Material provided:

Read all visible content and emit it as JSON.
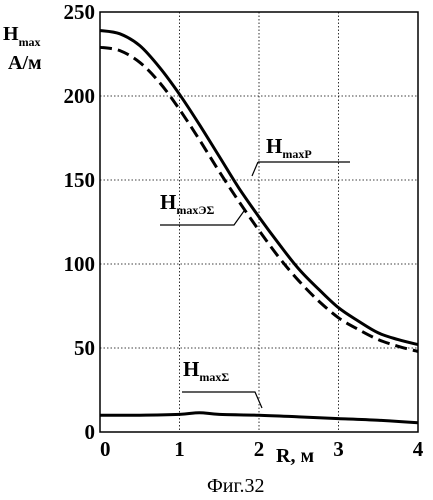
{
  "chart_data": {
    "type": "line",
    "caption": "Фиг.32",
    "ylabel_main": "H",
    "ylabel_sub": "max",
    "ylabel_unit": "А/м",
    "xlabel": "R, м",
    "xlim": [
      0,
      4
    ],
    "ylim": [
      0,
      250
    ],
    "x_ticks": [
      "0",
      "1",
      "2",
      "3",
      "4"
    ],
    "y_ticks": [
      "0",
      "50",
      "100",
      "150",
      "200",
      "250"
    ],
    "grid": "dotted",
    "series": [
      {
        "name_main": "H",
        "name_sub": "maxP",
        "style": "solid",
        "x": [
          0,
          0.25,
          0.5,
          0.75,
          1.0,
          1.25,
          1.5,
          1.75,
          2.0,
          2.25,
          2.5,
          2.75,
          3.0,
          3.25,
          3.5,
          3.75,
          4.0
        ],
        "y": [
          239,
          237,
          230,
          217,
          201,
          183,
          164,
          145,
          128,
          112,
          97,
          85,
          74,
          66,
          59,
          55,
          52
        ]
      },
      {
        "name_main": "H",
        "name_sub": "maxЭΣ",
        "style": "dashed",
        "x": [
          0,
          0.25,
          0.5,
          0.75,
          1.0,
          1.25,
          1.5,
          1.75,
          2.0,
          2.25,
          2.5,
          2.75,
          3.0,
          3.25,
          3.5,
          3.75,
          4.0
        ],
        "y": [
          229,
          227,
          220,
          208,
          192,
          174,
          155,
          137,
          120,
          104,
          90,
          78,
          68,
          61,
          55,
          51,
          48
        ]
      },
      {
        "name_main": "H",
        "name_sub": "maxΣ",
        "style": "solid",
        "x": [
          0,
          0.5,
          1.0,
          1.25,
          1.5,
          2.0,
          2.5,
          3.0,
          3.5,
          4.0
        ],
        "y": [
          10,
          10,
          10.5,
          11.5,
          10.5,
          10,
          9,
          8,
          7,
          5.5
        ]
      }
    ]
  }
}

Given exercise:
Each entry should be repeated exactly as it appears; the pictures stay out.

Completed exercise:
Read all visible content and emit it as JSON.
{
  "chart_data": {
    "type": "line",
    "caption": "Фиг.32",
    "ylabel_main": "H",
    "ylabel_sub": "max",
    "ylabel_unit": "А/м",
    "xlabel": "R, м",
    "xlim": [
      0,
      4
    ],
    "ylim": [
      0,
      250
    ],
    "x_ticks": [
      "0",
      "1",
      "2",
      "3",
      "4"
    ],
    "y_ticks": [
      "0",
      "50",
      "100",
      "150",
      "200",
      "250"
    ],
    "grid": "dotted",
    "series": [
      {
        "name_main": "H",
        "name_sub": "maxP",
        "style": "solid",
        "x": [
          0,
          0.25,
          0.5,
          0.75,
          1.0,
          1.25,
          1.5,
          1.75,
          2.0,
          2.25,
          2.5,
          2.75,
          3.0,
          3.25,
          3.5,
          3.75,
          4.0
        ],
        "y": [
          239,
          237,
          230,
          217,
          201,
          183,
          164,
          145,
          128,
          112,
          97,
          85,
          74,
          66,
          59,
          55,
          52
        ]
      },
      {
        "name_main": "H",
        "name_sub": "maxЭΣ",
        "style": "dashed",
        "x": [
          0,
          0.25,
          0.5,
          0.75,
          1.0,
          1.25,
          1.5,
          1.75,
          2.0,
          2.25,
          2.5,
          2.75,
          3.0,
          3.25,
          3.5,
          3.75,
          4.0
        ],
        "y": [
          229,
          227,
          220,
          208,
          192,
          174,
          155,
          137,
          120,
          104,
          90,
          78,
          68,
          61,
          55,
          51,
          48
        ]
      },
      {
        "name_main": "H",
        "name_sub": "maxΣ",
        "style": "solid",
        "x": [
          0,
          0.5,
          1.0,
          1.25,
          1.5,
          2.0,
          2.5,
          3.0,
          3.5,
          4.0
        ],
        "y": [
          10,
          10,
          10.5,
          11.5,
          10.5,
          10,
          9,
          8,
          7,
          5.5
        ]
      }
    ]
  }
}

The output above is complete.